___ RECORDS FOR THIS EXERCISE

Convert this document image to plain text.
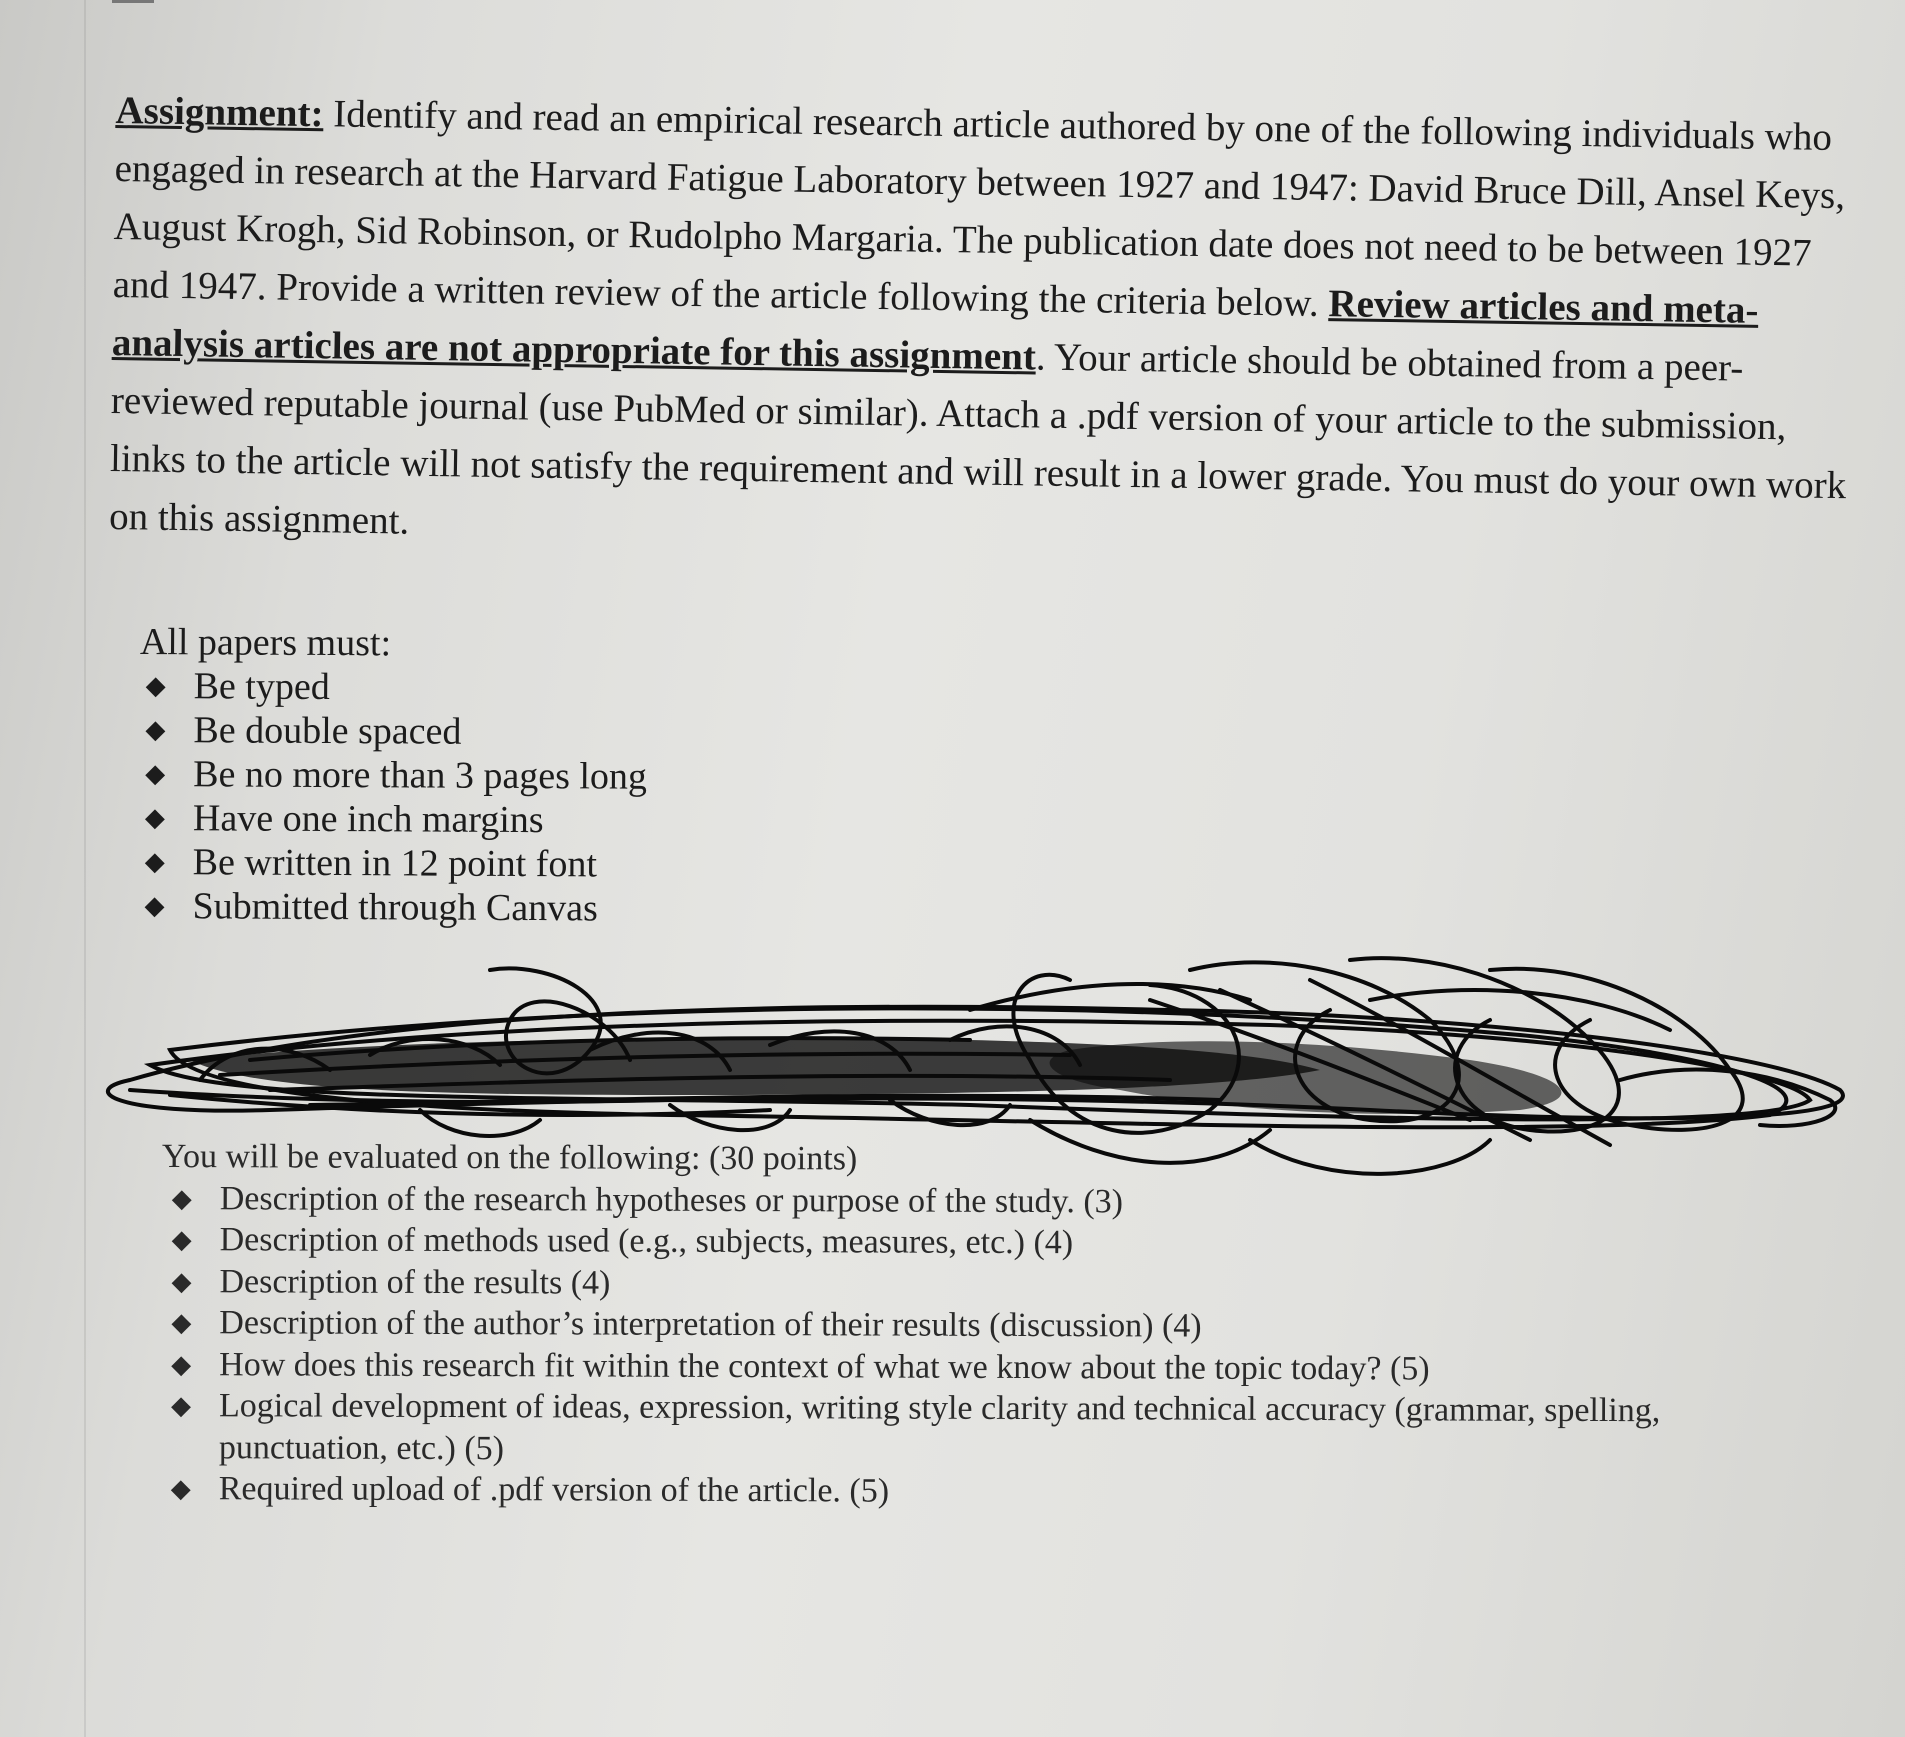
Assignment: Identify and read an empirical research article authored by one of the following individuals who
engaged in research at the Harvard Fatigue Laboratory between 1927 and 1947: David Bruce Dill, Ansel Keys,
August Krogh, Sid Robinson, or Rudolpho Margaria. The publication date does not need to be between 1927
and 1947. Provide a written review of the article following the criteria below. Review articles and meta-
analysis articles are not appropriate for this assignment. Your article should be obtained from a peer-
reviewed reputable journal (use PubMed or similar). Attach a .pdf version of your article to the submission,
links to the article will not satisfy the requirement and will result in a lower grade. You must do your own work
on this assignment.
All papers must:
◆ Be typed
◆ Be double spaced
◆ Be no more than 3 pages long
◆ Have one inch margins
◆ Be written in 12 point font
◆ Submitted through Canvas
You will be evaluated on the following: (30 points)
◆ Description of the research hypotheses or purpose of the study. (3)
◆ Description of methods used (e.g., subjects, measures, etc.) (4)
◆ Description of the results (4)
◆ Description of the author’s interpretation of their results (discussion) (4)
◆ How does this research fit within the context of what we know about the topic today? (5)
◆ Logical development of ideas, expression, writing style clarity and technical accuracy (grammar, spelling, punctuation, etc.) (5)
◆ Required upload of .pdf version of the article. (5)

______

▸ SHORT EXERCISE: From the listing, extract all text exactly as given and drop any picture.

▸ WRITTEN SOLUTION:
Convert this document image to plain text.
Assignment: Identify and read an empirical research article authored by one of the following individuals who
engaged in research at the Harvard Fatigue Laboratory between 1927 and 1947: David Bruce Dill, Ansel Keys,
August Krogh, Sid Robinson, or Rudolpho Margaria. The publication date does not need to be between 1927
and 1947. Provide a written review of the article following the criteria below. Review articles and meta-
analysis articles are not appropriate for this assignment. Your article should be obtained from a peer-
reviewed reputable journal (use PubMed or similar). Attach a .pdf version of your article to the submission,
links to the article will not satisfy the requirement and will result in a lower grade. You must do your own work
on this assignment.
All papers must:
◆ Be typed
◆ Be double spaced
◆ Be no more than 3 pages long
◆ Have one inch margins
◆ Be written in 12 point font
◆ Submitted through Canvas
You will be evaluated on the following: (30 points)
◆ Description of the research hypotheses or purpose of the study. (3)
◆ Description of methods used (e.g., subjects, measures, etc.) (4)
◆ Description of the results (4)
◆ Description of the author’s interpretation of their results (discussion) (4)
◆ How does this research fit within the context of what we know about the topic today? (5)
◆ Logical development of ideas, expression, writing style clarity and technical accuracy (grammar, spelling, punctuation, etc.) (5)
◆ Required upload of .pdf version of the article. (5)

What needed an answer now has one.